SOURCE EXCERPT →
------------
Question to Hanover Law:
My husband was cheating on me for fifteen years before I found out. Then I left the home after he became abusive to me in front of our children. I was gone for a while, so when I returned he had divorce papers served on me. Only for the divorce and no money was involved; the papers said that they were for divorce only and no settlement was involved.
So I Left....
Generally, leaving the home without securing a separation agreement, protective order, court order, or some form of agreement opens you up to a claim of desertion. This is made worse by leaving the kids with the alleged "abusive" spouse. Would you leave your kids with someone that hurt you? That does not make a lot of sense.
Usually, the Court will find that when one parent left, absent extenuating circumstances, the person abandoned the family.
This results in grounds (at least in VA and DC) for a "for cause" divorce. This type of divorce grants a more favorable status to the complaining spouse in terms of property settlement, pendente lite support (that's support and benefits given to one spouse during the course of the legal proceedings).
What happens if you did this?
------------
TASK TO COMPLETE →
Copy out the whole divorce Q&A word for word. Go by the divorce Q&A above and nothing else.
------------
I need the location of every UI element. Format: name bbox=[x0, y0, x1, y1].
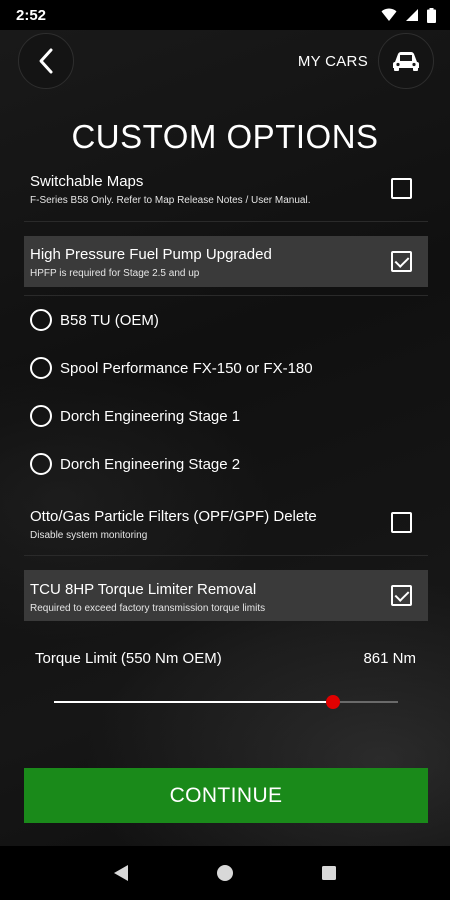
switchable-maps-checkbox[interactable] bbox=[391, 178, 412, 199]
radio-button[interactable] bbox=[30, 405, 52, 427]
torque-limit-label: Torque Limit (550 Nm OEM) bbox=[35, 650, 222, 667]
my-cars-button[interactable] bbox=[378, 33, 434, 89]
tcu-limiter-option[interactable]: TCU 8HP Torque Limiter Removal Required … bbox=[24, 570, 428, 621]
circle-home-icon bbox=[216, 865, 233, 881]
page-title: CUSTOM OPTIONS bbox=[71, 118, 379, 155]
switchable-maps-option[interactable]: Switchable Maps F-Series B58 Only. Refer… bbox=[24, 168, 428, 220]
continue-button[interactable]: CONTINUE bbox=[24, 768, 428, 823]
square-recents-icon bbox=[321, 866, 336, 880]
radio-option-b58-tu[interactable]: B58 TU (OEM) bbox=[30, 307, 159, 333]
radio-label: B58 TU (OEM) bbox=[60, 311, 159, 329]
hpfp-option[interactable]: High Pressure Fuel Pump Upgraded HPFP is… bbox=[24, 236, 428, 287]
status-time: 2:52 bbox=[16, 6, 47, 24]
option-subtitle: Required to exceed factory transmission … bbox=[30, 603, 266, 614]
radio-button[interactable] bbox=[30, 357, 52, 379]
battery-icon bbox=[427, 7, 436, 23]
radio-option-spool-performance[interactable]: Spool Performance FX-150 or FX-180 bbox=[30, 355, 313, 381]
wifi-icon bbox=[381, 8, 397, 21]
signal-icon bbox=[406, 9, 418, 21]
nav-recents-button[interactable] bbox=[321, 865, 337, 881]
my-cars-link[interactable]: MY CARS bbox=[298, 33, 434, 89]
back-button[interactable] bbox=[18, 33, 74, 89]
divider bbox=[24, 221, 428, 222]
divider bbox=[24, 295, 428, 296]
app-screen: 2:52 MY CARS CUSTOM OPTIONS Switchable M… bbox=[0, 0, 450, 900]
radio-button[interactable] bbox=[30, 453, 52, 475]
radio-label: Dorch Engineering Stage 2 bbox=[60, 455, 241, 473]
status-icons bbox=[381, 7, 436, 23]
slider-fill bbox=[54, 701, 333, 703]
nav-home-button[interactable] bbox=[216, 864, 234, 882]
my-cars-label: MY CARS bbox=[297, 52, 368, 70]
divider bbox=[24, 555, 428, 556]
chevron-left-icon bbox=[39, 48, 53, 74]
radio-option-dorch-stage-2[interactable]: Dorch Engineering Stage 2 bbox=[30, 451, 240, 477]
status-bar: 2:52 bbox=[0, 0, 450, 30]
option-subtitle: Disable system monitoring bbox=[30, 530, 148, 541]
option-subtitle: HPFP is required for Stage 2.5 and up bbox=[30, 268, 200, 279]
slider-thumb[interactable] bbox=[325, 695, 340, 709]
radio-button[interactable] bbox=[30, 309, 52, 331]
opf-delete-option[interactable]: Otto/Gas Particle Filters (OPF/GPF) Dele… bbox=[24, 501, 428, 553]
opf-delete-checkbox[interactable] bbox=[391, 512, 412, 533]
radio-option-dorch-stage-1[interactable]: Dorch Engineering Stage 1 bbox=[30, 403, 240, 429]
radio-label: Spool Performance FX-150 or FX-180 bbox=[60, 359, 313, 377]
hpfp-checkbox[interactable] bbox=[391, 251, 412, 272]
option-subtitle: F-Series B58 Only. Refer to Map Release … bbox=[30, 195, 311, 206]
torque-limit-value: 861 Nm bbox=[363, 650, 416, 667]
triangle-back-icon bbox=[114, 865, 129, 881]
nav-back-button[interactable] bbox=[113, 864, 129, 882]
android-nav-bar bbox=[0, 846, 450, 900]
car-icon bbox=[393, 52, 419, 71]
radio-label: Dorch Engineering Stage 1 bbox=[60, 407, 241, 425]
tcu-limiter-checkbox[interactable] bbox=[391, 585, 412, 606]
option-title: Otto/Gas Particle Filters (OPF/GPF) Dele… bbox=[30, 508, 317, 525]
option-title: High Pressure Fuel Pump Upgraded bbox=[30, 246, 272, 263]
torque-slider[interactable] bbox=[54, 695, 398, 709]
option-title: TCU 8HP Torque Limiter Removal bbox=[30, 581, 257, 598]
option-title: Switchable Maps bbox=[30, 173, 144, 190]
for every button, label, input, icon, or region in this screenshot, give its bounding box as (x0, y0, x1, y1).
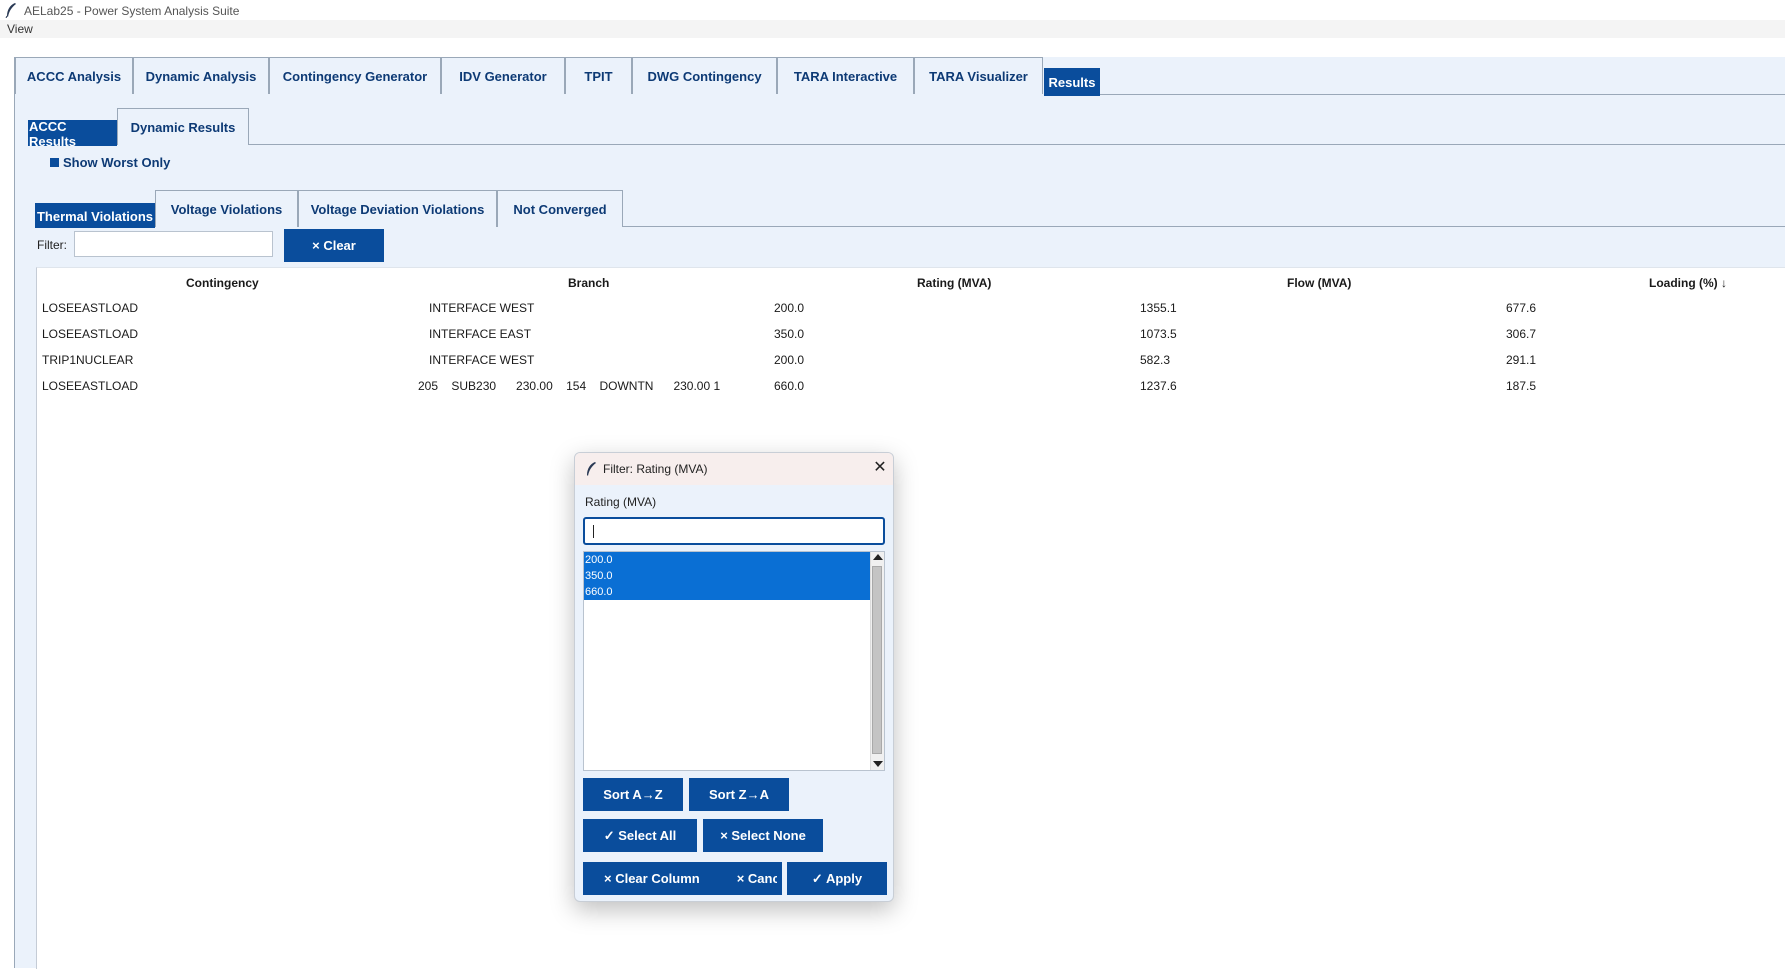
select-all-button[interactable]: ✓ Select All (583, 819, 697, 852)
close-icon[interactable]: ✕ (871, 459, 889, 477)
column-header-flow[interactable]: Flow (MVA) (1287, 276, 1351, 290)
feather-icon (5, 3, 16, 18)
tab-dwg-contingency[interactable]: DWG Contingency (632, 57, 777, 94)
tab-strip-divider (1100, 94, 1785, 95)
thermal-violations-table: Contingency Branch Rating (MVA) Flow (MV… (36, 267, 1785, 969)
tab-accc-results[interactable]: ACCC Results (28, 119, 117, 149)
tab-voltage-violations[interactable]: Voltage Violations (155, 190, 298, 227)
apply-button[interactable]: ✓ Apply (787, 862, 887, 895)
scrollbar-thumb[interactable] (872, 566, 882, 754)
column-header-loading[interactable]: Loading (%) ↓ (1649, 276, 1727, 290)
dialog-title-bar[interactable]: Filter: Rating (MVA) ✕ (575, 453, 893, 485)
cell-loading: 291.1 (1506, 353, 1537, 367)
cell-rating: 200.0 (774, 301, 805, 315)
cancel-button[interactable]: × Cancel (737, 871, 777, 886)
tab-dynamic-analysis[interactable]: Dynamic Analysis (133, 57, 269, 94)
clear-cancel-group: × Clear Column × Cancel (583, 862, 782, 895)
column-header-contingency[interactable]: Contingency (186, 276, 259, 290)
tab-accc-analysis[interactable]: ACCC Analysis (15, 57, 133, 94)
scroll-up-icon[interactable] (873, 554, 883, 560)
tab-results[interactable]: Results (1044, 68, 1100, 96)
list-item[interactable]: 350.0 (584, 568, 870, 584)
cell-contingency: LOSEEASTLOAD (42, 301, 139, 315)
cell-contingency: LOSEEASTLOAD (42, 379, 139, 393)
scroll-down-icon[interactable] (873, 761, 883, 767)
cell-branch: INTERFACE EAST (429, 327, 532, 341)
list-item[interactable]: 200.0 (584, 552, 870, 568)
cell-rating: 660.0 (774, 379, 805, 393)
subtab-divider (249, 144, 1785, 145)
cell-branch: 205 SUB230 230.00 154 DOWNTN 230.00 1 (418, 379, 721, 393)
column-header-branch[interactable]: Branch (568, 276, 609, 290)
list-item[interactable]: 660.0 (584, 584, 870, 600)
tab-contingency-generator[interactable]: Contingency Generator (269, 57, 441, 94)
------------
TASK RESULT →
Question to Hanover Law:
My husband was cheating on me for fifteen years before I found out. Then I left the home after he became abusive to me in front of our children. I was gone for a while, so when I returned he had divorce papers served on me. Only for the divorce and no money was involved; the papers said that they were for divorce only and no settlement was involved.
So I Left....
Generally, leaving the home without securing a separation agreement, protective order, court order, or some form of agreement opens you up to a claim of desertion. This is made worse by leaving the kids with the alleged "abusive" spouse. Would you leave your kids with someone that hurt you? That does not make a lot of sense.
Usually, the Court will find that when one parent left, absent extenuating circumstances, the person abandoned the family.
This results in grounds (at least in VA and DC) for a "for cause" divorce. This type of divorce grants a more favorable status to the complaining spouse in terms of property settlement, pendente lite support (that's support and benefits given to one spouse during the course of the legal proceedings).
What happens if you did this?